### Problem
Gather each line in the entries that includes the string "lodge".

### Data provided
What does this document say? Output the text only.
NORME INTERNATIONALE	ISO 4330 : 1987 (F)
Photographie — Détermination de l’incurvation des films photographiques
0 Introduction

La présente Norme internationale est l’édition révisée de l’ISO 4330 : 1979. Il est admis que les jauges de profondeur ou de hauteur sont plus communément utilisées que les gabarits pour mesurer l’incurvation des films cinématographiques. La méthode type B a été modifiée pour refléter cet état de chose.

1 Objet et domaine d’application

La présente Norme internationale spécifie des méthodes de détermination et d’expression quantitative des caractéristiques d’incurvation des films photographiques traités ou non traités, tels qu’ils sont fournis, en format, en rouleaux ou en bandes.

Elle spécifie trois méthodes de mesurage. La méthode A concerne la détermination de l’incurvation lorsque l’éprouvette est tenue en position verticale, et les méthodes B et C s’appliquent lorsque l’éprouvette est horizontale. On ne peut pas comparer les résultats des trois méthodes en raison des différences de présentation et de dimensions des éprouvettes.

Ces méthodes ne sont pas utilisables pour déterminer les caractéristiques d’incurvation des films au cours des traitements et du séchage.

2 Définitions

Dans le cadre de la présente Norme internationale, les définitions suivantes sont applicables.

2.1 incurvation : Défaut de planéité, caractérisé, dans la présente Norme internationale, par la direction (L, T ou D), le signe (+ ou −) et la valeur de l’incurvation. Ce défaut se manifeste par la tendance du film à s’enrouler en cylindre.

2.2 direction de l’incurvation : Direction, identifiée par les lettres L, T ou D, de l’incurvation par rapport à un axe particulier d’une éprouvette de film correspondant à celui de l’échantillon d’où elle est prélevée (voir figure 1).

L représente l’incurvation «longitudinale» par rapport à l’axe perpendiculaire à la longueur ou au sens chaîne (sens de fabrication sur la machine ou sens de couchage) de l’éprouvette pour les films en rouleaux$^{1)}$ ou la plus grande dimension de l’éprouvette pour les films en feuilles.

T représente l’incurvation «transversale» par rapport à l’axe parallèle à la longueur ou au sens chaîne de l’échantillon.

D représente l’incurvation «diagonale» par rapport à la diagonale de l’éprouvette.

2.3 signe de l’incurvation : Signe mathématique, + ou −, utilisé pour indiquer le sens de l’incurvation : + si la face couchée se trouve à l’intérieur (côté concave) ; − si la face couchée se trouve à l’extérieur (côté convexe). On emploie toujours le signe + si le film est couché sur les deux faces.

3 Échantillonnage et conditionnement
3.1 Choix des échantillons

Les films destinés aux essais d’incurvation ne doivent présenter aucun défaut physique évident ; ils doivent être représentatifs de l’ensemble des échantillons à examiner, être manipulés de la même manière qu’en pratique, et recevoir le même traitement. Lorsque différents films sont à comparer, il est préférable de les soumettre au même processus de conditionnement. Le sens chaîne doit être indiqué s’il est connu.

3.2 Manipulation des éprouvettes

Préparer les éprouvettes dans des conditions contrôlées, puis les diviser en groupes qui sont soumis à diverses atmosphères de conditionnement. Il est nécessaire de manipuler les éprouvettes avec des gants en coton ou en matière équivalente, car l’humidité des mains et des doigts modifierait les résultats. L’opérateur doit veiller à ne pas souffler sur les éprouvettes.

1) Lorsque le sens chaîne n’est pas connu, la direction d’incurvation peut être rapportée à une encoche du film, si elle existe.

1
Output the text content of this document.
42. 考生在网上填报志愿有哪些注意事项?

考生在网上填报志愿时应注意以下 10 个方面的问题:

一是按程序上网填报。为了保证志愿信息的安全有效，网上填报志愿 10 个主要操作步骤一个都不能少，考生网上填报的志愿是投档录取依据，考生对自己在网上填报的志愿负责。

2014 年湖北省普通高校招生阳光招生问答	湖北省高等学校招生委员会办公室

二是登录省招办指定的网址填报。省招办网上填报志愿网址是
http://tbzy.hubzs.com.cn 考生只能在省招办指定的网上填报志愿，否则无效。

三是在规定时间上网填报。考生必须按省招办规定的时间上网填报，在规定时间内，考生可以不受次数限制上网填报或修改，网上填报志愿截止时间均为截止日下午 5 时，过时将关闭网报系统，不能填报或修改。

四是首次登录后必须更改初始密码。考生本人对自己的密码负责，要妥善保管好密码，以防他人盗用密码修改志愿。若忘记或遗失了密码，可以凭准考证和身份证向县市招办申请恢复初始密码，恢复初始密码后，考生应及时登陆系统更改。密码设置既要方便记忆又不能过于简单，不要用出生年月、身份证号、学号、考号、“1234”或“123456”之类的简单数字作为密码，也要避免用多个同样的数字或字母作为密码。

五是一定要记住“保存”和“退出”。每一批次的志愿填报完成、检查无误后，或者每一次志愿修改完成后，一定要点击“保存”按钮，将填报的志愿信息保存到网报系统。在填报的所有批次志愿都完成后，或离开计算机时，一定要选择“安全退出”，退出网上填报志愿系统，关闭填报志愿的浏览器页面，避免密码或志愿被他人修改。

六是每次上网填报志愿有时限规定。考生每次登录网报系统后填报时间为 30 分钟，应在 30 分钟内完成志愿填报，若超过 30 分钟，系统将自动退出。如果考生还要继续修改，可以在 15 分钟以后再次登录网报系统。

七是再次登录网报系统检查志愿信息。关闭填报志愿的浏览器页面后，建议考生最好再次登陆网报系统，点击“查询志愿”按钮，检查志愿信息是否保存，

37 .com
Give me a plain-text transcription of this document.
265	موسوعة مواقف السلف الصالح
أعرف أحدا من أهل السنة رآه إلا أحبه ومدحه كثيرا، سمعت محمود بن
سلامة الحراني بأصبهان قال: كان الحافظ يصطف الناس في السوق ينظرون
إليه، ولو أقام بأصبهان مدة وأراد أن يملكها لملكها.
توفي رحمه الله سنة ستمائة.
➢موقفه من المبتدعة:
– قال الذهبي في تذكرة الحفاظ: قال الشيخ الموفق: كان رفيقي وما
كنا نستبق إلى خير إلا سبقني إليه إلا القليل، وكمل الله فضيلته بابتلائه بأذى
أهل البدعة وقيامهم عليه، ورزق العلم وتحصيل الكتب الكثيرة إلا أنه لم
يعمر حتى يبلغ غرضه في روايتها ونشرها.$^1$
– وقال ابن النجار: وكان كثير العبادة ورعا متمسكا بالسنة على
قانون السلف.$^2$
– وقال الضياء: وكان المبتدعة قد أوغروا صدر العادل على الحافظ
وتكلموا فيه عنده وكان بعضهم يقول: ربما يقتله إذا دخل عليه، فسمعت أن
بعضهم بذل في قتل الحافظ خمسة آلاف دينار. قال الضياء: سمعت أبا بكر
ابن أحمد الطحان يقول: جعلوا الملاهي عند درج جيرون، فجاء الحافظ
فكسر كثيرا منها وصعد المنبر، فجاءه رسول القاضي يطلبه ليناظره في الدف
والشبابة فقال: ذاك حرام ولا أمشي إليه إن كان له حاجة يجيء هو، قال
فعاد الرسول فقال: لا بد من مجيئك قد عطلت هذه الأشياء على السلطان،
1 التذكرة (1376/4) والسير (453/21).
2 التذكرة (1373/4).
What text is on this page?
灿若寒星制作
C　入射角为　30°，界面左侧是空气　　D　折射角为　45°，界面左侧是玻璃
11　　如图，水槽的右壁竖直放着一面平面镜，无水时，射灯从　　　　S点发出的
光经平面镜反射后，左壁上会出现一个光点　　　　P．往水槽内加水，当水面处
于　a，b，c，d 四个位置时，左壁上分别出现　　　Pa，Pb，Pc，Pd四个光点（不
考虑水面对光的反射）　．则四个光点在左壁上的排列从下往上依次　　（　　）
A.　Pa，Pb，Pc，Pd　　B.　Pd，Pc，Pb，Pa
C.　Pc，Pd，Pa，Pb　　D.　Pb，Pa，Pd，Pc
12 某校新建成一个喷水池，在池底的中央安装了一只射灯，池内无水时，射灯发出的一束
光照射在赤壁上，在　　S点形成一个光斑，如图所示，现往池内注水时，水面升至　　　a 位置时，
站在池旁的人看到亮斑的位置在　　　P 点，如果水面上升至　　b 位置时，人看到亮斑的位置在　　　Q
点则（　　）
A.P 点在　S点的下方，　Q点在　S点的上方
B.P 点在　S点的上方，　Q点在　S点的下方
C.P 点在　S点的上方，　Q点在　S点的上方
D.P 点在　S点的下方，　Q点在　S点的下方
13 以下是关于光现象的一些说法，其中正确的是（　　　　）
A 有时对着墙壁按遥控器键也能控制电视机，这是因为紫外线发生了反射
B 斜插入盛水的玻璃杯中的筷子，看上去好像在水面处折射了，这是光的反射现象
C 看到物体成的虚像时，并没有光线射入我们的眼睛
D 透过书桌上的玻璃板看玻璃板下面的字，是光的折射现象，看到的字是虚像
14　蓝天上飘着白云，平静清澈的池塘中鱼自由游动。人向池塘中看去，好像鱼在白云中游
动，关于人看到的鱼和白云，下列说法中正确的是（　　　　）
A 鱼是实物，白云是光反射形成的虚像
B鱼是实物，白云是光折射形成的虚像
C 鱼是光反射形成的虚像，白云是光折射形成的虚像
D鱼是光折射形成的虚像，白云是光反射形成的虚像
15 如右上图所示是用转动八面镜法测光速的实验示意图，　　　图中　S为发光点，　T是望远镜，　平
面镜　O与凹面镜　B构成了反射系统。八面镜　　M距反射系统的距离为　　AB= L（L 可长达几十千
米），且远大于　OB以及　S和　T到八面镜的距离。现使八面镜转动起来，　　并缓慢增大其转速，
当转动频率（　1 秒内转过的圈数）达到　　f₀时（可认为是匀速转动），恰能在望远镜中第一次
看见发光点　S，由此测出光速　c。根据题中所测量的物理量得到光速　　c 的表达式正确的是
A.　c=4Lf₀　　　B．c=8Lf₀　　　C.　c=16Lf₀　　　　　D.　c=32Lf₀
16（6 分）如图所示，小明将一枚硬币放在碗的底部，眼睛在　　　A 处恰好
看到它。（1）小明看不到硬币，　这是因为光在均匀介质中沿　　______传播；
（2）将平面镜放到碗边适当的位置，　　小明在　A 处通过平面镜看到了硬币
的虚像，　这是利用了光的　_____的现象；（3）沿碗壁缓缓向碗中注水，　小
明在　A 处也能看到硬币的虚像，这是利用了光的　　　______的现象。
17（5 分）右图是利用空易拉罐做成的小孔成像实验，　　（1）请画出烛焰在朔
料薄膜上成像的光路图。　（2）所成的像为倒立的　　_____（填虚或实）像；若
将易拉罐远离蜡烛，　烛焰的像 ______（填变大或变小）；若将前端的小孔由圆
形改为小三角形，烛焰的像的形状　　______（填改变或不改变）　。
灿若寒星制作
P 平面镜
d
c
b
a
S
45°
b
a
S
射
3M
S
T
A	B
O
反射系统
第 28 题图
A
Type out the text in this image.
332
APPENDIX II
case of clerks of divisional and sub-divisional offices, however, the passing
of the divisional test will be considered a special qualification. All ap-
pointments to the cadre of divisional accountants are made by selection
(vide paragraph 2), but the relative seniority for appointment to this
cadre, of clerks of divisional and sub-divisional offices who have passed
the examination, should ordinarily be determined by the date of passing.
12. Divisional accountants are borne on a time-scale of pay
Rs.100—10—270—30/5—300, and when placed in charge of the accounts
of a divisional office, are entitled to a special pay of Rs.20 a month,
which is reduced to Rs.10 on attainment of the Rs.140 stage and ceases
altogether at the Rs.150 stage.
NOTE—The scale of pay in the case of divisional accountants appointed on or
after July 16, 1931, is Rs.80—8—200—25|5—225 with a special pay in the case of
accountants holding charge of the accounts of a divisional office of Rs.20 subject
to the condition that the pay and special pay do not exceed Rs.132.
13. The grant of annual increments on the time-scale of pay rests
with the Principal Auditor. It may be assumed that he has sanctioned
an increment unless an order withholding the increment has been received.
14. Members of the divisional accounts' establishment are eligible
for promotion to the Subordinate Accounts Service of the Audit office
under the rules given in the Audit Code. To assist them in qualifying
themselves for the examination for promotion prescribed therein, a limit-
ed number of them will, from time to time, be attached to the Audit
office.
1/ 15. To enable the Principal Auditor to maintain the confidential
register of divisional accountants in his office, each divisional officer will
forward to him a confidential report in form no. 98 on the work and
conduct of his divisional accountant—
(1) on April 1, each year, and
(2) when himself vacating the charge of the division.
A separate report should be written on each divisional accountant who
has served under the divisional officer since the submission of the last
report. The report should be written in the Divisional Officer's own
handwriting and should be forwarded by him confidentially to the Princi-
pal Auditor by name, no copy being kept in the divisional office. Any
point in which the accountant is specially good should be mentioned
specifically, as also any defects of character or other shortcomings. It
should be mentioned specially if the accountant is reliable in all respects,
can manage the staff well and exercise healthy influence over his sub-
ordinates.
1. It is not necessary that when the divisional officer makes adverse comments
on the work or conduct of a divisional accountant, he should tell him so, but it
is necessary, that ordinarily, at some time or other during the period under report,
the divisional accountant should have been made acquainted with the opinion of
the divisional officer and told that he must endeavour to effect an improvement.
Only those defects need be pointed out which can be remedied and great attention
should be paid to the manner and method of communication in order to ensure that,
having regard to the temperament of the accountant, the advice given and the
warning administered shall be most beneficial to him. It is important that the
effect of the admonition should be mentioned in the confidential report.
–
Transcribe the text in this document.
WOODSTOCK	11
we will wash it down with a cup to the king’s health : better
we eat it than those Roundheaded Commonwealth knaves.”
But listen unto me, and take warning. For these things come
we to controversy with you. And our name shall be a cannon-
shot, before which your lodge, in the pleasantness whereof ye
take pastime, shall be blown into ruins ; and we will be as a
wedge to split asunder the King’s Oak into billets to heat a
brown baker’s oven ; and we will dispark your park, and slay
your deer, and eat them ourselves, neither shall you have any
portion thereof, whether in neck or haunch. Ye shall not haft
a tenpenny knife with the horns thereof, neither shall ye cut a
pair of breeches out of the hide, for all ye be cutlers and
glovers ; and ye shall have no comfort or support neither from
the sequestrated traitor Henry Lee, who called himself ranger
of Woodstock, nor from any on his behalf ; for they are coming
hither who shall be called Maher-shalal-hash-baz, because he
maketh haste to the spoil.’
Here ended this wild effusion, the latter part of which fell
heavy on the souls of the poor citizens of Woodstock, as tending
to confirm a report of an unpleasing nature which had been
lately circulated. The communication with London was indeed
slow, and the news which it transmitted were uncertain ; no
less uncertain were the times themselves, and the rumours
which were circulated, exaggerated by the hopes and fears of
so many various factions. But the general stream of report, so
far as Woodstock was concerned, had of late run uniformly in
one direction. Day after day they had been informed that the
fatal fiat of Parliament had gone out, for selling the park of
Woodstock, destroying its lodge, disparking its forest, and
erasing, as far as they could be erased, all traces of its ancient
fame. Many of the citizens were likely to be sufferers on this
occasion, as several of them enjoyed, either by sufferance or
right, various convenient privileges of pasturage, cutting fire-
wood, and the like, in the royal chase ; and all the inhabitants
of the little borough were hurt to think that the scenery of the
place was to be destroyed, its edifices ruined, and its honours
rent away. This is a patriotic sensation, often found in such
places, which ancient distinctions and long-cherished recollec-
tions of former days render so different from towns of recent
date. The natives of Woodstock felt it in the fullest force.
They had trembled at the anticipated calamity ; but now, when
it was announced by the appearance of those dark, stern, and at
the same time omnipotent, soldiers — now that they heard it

### Written answer
shot, before which your lodge, in the pleasantness whereof ye
Woodstock, destroying its lodge, disparking its forest, and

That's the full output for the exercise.